* Records to process *
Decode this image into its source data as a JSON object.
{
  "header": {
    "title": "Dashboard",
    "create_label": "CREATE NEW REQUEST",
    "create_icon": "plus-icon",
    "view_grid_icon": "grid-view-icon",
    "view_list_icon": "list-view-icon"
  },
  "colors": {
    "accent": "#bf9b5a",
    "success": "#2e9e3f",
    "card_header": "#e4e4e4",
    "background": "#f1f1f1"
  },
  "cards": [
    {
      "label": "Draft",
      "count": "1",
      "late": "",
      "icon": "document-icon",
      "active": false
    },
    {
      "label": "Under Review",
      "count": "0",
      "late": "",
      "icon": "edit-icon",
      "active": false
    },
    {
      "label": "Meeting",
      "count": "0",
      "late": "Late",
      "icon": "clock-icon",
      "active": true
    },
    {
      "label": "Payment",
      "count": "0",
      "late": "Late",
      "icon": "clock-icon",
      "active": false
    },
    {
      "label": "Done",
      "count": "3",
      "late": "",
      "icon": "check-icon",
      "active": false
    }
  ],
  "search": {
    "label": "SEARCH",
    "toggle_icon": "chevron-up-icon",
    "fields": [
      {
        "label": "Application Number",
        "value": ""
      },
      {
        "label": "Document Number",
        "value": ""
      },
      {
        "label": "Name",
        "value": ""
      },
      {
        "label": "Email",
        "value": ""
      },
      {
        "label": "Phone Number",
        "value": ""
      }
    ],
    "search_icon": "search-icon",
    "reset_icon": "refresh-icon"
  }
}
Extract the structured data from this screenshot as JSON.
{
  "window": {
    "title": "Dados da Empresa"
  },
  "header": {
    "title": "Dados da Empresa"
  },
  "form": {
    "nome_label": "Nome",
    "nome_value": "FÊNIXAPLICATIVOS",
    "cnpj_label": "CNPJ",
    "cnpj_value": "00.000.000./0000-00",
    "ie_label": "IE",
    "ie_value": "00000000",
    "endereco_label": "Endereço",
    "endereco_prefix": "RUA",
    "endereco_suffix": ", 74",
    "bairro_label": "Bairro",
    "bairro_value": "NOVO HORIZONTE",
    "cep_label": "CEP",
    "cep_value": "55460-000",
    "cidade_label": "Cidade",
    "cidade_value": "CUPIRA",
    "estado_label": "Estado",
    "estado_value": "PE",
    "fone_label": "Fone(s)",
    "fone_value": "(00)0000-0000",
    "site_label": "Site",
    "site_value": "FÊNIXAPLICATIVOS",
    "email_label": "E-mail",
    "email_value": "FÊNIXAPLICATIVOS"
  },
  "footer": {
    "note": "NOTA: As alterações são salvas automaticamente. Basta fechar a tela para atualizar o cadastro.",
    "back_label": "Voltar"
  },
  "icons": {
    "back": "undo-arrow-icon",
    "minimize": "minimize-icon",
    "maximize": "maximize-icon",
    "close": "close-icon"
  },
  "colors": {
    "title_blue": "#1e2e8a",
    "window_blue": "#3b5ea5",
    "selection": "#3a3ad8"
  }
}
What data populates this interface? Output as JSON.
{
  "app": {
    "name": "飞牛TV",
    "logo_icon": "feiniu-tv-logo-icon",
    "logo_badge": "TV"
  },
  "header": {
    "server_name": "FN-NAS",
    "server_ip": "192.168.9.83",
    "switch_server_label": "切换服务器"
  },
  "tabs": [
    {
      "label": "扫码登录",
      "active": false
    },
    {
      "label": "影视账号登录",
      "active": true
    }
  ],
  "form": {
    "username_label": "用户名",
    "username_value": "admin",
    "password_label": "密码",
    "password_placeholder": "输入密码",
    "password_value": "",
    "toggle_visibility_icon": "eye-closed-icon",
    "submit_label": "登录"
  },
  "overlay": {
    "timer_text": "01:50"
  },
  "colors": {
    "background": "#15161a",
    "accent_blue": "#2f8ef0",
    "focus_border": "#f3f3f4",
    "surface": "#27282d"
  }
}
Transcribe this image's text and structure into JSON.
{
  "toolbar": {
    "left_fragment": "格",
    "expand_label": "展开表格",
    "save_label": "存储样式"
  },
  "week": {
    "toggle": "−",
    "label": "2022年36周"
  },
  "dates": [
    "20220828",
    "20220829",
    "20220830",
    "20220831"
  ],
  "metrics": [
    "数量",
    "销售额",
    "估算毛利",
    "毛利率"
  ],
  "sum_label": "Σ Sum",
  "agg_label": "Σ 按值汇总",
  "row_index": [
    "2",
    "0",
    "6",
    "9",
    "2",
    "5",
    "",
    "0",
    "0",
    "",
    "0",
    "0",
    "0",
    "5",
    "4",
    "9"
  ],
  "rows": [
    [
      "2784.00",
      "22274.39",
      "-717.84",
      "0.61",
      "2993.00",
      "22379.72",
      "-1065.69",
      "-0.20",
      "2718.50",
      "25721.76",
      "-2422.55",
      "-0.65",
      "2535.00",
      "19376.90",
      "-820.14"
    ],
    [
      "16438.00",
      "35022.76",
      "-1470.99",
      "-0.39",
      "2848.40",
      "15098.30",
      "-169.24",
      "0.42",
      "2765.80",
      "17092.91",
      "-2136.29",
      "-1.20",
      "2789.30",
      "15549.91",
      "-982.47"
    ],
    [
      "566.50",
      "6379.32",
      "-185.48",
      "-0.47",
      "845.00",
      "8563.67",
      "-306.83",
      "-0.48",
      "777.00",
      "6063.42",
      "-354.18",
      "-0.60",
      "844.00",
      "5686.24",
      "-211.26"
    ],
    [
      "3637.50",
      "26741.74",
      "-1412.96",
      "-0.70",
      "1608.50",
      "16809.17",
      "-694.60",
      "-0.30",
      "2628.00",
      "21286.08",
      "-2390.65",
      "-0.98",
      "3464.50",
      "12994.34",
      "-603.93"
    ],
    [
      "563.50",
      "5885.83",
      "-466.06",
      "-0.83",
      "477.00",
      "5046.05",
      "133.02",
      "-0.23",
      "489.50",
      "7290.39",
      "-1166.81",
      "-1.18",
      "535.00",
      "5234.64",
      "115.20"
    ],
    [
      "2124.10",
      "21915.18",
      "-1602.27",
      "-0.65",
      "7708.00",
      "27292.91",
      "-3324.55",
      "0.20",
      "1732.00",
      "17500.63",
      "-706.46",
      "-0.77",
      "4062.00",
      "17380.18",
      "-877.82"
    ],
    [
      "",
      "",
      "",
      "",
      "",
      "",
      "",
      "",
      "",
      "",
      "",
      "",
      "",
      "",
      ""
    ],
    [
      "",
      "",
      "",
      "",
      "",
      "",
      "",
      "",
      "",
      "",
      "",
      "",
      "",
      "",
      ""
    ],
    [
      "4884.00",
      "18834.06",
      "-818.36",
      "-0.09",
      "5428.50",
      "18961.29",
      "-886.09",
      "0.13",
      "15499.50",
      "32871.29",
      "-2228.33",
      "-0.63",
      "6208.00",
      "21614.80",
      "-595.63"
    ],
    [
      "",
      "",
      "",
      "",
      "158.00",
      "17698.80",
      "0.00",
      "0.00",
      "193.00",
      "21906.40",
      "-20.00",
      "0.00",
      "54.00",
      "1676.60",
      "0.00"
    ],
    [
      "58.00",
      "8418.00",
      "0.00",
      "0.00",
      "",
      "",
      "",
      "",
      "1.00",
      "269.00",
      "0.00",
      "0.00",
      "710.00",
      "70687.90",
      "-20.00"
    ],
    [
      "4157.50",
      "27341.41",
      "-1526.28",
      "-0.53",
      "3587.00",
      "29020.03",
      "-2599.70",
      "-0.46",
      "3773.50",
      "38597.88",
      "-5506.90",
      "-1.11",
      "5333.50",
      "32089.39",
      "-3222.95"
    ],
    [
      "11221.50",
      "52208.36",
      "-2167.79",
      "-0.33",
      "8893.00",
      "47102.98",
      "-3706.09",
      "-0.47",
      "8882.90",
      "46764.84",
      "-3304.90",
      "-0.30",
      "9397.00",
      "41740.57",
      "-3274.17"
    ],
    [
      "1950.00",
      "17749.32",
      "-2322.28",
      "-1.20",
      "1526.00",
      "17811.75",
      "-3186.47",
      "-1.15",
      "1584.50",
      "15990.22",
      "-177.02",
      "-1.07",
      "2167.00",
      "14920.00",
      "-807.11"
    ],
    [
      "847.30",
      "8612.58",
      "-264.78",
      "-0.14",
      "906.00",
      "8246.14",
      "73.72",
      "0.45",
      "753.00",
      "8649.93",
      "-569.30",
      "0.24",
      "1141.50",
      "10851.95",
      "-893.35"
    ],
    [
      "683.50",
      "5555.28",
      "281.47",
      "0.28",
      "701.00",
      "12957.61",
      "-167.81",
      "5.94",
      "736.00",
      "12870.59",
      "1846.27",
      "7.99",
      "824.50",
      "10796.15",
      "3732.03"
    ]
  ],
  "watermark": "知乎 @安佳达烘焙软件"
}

* Problem to work on *
Identify every line above that includes the word "data", and show those lines.

* Exercise response *
Decode this image into its source data as a JSON object.
Extract the structured data from this screenshot as JSON.
What data populates this interface? Output as JSON.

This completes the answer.